TASK TO CARRY OUT: Return all lines from the listing below in which the string "Daily" occurs.

DATA SUPPLIED:
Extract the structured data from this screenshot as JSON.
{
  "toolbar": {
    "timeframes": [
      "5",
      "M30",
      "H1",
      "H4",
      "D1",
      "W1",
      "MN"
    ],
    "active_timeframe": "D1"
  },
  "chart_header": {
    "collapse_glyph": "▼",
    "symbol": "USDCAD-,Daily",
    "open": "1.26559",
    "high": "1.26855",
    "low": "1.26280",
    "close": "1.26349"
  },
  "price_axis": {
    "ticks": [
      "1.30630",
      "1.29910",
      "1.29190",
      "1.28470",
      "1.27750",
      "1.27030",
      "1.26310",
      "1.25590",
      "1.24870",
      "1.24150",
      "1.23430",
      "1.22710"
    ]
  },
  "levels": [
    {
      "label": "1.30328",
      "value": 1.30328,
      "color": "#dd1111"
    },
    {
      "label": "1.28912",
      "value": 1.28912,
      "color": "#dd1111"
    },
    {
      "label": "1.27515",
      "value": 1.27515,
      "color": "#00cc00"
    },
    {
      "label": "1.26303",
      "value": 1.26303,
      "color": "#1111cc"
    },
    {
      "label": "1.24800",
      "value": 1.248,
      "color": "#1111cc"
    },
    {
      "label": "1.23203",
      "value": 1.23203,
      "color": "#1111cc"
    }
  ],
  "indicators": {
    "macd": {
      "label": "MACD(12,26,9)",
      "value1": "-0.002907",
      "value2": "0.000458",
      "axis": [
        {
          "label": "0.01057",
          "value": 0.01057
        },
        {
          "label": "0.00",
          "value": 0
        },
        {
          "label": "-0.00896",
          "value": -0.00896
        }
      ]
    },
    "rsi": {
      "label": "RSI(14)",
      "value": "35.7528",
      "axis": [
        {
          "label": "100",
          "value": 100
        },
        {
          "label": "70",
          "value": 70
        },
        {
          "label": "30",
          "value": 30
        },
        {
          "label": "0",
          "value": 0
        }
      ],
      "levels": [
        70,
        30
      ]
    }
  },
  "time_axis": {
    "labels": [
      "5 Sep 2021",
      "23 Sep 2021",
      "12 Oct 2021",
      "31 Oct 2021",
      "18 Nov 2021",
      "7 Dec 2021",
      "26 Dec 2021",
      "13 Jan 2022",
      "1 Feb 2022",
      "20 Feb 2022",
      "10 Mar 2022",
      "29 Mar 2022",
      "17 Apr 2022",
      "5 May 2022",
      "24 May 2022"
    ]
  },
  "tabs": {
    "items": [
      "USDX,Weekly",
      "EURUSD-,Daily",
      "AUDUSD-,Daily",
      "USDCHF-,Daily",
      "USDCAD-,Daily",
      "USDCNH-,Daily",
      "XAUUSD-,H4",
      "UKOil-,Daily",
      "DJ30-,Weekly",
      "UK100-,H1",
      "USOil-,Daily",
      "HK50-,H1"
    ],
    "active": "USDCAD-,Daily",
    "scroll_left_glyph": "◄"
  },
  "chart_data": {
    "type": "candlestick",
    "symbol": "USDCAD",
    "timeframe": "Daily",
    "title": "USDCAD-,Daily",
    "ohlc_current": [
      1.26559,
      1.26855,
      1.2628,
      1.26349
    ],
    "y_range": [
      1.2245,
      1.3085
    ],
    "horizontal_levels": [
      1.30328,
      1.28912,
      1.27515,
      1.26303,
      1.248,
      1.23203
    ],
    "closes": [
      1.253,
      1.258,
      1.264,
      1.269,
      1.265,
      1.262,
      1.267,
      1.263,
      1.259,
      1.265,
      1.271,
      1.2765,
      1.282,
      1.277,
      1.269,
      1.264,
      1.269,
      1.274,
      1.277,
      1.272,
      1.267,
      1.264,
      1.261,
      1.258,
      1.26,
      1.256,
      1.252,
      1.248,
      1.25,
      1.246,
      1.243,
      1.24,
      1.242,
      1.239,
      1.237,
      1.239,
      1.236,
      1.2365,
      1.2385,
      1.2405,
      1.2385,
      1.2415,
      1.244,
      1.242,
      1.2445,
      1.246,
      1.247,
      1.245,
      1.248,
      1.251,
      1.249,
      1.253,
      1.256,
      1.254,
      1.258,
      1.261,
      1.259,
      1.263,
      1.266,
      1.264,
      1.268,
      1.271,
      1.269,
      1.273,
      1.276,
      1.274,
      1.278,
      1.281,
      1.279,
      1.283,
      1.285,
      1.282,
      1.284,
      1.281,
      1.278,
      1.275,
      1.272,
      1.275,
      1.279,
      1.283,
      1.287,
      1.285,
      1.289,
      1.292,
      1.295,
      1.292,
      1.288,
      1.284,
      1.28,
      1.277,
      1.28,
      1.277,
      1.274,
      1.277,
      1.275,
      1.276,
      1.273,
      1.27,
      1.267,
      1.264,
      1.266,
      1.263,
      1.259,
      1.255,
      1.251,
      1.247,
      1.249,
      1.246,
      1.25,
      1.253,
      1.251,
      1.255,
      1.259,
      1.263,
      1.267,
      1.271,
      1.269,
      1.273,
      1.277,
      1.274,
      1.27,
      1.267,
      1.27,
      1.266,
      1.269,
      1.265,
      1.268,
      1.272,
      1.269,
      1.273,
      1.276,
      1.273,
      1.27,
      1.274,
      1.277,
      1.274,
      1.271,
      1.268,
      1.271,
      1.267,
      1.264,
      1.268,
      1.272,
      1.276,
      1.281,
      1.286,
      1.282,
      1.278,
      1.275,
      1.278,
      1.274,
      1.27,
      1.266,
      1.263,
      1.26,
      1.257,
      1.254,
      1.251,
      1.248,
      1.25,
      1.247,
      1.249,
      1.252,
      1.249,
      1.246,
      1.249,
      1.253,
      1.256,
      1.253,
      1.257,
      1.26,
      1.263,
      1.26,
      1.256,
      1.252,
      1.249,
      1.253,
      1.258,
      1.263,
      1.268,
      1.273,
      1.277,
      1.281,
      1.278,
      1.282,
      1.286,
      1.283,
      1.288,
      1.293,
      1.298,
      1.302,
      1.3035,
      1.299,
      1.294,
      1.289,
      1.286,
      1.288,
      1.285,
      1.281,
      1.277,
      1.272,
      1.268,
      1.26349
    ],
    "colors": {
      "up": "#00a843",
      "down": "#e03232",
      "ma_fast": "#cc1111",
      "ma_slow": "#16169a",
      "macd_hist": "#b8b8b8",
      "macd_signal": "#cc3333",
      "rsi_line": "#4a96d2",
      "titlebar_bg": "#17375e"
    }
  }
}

RESULT:
    "symbol": "USDCAD-,Daily",
      "EURUSD-,Daily",
      "AUDUSD-,Daily",
      "USDCHF-,Daily",
      "USDCAD-,Daily",
      "USDCNH-,Daily",
      "UKOil-,Daily",
      "USOil-,Daily",
    "active": "USDCAD-,Daily",
    "timeframe": "Daily",
    "title": "USDCAD-,Daily",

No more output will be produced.